EXERCISE GOAL
From the entries below, please gather each line containing the string "bursts".

EXCERPTED DATA
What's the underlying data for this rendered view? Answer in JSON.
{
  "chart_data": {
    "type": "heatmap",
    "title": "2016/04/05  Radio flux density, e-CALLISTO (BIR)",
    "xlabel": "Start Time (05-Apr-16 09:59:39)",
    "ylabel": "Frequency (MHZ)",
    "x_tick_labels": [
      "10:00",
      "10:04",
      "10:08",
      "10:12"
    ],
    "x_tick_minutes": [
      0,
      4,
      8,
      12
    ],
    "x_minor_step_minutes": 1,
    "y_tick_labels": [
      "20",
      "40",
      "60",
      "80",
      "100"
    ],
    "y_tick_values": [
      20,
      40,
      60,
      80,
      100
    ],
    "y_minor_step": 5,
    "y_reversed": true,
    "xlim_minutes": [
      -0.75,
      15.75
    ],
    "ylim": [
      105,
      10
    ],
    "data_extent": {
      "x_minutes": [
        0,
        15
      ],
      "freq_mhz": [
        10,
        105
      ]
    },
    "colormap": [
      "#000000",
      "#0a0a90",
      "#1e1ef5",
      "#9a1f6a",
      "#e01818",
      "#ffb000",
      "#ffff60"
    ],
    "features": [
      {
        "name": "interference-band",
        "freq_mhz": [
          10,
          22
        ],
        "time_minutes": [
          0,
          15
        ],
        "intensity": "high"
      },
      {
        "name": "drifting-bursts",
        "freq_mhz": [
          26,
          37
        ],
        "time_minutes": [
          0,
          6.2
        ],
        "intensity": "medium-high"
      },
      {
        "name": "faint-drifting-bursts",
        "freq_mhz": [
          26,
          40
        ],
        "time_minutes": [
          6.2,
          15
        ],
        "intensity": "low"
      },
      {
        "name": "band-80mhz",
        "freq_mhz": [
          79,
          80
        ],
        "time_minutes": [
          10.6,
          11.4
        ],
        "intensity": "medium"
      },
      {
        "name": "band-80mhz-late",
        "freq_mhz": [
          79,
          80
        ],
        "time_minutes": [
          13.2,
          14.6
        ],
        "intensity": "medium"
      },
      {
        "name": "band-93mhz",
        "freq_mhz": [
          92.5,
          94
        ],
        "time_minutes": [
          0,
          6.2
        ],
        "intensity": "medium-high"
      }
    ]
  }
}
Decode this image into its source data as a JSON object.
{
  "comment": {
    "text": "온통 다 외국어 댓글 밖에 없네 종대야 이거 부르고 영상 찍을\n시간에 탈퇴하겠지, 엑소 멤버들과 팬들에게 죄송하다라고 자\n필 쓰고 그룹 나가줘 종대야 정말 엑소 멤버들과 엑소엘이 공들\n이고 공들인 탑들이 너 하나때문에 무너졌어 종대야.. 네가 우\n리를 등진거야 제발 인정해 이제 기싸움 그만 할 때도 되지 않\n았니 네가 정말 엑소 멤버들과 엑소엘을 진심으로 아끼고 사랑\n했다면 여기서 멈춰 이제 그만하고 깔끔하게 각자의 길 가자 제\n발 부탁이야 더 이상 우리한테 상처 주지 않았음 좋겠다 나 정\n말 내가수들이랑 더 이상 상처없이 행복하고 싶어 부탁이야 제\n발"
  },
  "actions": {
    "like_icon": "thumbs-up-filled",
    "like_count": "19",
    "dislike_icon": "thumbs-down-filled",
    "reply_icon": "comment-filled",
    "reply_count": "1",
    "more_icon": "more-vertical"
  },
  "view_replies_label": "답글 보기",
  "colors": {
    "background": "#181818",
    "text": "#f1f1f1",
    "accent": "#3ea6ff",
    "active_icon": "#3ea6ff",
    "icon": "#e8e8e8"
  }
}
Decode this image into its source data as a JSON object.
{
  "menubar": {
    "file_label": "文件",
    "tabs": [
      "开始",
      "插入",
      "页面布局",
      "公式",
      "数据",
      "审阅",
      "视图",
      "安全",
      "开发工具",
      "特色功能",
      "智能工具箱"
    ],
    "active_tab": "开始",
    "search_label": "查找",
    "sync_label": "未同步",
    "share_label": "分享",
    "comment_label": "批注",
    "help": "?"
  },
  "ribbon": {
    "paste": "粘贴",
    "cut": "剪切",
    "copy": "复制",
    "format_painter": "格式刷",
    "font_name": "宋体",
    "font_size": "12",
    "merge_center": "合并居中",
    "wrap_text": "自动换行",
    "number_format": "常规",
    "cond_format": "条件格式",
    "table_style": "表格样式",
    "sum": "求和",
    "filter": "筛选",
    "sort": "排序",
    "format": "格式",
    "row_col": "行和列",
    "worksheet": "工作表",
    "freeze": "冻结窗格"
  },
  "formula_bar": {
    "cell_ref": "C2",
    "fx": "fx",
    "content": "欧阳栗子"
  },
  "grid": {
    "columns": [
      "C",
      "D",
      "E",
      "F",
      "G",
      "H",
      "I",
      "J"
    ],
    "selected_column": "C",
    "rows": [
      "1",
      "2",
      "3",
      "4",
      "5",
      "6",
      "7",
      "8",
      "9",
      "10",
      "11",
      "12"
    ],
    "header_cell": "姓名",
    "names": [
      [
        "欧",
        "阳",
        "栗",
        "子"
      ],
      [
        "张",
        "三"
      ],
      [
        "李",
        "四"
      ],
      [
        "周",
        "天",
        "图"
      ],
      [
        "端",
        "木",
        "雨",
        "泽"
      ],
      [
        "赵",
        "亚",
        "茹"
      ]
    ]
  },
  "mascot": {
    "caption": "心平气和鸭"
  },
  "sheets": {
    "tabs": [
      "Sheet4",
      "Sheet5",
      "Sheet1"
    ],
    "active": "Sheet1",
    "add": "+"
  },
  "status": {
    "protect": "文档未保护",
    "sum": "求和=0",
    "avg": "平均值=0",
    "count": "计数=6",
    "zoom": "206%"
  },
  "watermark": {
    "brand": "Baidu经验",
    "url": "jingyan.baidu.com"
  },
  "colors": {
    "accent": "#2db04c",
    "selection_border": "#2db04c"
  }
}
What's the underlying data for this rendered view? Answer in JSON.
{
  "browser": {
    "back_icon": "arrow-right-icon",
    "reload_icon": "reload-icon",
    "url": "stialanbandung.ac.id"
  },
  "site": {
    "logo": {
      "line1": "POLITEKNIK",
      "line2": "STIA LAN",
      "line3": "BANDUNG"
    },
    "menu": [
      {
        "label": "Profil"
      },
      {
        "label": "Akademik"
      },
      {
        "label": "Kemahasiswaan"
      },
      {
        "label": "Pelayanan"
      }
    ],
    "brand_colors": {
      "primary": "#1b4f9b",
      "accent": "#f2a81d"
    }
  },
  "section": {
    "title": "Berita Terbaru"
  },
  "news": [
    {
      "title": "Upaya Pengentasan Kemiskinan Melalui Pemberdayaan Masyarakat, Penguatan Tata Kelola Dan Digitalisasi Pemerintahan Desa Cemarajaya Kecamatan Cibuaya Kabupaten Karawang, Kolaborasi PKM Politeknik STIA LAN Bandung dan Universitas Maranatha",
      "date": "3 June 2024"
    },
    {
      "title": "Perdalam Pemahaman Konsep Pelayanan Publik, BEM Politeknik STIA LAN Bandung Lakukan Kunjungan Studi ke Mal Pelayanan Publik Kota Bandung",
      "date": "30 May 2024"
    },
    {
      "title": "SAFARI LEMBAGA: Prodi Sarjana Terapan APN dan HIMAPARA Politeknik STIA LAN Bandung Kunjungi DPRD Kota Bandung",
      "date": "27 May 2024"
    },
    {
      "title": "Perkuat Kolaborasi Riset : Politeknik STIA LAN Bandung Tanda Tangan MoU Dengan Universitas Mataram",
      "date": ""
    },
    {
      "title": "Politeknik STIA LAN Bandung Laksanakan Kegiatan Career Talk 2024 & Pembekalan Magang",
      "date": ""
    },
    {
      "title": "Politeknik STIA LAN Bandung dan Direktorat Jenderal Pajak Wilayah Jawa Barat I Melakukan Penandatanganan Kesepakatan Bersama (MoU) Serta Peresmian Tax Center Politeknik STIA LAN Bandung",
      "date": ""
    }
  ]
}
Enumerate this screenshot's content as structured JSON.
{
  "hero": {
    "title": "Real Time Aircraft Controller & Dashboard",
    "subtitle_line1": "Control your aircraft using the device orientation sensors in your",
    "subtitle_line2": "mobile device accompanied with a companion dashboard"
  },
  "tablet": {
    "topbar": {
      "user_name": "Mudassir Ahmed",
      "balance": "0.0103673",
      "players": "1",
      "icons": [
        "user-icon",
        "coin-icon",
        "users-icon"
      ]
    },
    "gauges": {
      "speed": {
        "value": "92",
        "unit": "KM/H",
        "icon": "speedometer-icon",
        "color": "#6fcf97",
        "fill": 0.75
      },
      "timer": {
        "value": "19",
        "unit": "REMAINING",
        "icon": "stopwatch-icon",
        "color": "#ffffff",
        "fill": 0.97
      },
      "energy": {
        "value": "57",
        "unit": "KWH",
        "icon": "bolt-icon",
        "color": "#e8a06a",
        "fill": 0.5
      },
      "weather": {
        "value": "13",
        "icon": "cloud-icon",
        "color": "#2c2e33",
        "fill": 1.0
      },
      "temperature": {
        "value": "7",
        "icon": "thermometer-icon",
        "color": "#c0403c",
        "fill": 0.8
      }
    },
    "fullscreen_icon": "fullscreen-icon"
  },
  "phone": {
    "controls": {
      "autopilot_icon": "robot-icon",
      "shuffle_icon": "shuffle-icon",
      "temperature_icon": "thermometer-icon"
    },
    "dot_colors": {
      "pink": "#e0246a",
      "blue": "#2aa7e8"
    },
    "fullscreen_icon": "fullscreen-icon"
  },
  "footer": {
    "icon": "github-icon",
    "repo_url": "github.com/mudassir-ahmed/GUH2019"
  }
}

OUTPUT FOR THIS EXERCISE
        "name": "drifting-bursts",
        "name": "faint-drifting-bursts",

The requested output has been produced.